- Work task: How many lines of the data contain "gentamicin"? Reply with the number alone.

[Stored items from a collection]
....

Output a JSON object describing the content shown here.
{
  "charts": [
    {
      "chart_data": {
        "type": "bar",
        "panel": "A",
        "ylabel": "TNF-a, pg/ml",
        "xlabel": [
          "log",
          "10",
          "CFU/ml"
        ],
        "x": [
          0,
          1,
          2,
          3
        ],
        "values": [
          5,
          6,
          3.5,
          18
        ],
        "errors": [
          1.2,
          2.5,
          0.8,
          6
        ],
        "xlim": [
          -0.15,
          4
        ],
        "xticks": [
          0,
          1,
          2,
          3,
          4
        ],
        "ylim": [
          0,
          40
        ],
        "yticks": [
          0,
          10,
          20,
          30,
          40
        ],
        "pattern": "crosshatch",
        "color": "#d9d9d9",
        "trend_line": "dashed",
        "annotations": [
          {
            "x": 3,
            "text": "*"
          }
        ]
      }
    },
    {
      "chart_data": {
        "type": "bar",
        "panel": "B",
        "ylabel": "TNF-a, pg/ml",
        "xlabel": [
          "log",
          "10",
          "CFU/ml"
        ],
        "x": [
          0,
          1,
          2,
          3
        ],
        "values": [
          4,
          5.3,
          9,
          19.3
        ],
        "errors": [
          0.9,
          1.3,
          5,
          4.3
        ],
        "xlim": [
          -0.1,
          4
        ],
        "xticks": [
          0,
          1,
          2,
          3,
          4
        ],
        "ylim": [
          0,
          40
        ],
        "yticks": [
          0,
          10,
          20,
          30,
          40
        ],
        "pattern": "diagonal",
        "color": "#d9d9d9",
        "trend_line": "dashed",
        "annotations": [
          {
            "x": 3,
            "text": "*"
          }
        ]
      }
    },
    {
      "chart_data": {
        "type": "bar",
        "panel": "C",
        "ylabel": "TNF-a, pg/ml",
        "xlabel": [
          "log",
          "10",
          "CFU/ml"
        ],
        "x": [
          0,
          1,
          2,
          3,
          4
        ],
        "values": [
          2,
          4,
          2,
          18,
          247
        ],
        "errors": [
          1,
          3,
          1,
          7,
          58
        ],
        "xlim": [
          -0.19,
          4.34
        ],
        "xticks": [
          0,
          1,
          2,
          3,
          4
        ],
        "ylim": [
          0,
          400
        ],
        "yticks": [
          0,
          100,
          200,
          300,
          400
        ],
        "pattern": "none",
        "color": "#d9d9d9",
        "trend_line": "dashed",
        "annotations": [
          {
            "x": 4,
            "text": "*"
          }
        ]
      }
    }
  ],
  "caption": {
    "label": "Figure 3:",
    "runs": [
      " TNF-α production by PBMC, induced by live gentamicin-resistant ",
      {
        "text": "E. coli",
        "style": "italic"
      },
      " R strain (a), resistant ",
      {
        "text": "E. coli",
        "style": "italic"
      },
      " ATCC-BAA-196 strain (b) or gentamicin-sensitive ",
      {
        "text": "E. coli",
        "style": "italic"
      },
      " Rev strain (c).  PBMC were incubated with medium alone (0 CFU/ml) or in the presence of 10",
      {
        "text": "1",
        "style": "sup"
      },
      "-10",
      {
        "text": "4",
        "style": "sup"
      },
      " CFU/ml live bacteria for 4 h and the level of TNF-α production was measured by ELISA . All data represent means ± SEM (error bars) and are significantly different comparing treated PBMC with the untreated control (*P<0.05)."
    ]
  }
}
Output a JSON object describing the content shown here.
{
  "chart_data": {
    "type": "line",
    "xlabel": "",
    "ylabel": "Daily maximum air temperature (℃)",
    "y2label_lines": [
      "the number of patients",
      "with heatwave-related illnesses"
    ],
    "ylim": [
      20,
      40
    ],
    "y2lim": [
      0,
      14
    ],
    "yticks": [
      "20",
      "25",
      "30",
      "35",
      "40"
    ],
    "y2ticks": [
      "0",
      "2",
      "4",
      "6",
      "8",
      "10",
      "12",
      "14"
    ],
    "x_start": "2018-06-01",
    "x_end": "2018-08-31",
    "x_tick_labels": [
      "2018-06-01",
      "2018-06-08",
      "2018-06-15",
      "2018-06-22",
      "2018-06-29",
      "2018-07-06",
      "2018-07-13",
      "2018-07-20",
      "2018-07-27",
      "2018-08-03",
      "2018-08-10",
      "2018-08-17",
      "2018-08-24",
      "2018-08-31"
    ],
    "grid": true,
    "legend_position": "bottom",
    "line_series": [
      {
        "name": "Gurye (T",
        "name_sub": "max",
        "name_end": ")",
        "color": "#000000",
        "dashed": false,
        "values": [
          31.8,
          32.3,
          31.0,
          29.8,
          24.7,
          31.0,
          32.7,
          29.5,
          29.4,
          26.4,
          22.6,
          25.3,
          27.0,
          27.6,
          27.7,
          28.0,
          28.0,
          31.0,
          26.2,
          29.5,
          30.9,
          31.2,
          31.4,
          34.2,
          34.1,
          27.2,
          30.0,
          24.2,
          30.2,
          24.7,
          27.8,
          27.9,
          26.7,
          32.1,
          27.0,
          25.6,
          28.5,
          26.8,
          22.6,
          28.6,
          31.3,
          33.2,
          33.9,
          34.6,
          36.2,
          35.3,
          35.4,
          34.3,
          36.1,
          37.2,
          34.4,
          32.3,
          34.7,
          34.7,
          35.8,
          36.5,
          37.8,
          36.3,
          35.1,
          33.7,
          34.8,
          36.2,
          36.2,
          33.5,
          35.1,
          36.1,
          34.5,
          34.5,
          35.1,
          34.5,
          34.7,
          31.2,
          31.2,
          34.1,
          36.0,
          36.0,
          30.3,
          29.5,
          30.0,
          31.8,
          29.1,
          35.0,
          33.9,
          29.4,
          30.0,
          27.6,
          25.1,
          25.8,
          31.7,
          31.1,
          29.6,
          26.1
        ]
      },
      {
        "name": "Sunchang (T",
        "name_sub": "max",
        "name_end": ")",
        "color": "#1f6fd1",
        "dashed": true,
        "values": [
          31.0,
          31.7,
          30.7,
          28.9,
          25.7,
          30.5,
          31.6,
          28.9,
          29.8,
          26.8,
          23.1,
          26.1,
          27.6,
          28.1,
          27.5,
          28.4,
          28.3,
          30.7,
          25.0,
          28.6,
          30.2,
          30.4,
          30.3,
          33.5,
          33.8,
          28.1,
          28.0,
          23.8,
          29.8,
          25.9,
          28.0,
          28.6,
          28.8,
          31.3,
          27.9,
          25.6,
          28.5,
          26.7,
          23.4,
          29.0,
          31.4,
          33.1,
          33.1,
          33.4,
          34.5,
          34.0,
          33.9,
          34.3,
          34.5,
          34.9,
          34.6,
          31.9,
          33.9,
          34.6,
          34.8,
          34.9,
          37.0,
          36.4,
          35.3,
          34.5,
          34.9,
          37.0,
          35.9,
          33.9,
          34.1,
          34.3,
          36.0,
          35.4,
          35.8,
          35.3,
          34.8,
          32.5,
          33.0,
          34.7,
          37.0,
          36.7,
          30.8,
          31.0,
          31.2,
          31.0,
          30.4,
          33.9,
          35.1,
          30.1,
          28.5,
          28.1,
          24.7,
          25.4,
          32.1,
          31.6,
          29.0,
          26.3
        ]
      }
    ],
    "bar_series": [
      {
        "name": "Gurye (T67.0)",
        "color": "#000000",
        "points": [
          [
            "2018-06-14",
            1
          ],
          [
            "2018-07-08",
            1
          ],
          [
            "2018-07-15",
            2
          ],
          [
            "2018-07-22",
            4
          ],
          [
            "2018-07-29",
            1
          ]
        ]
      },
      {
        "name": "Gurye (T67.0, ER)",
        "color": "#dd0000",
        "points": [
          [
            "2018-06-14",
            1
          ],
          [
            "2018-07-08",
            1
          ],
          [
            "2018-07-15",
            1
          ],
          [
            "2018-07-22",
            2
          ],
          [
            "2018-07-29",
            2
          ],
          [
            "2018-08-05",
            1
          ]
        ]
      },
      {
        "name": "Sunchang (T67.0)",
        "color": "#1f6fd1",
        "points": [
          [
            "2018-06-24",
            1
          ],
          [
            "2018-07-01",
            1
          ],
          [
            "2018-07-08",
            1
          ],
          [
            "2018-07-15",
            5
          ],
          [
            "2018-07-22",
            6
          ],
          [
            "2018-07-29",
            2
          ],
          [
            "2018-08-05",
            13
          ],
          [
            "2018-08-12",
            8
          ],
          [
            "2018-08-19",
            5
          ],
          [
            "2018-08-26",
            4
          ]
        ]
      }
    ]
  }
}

....

- Exercise solution: 2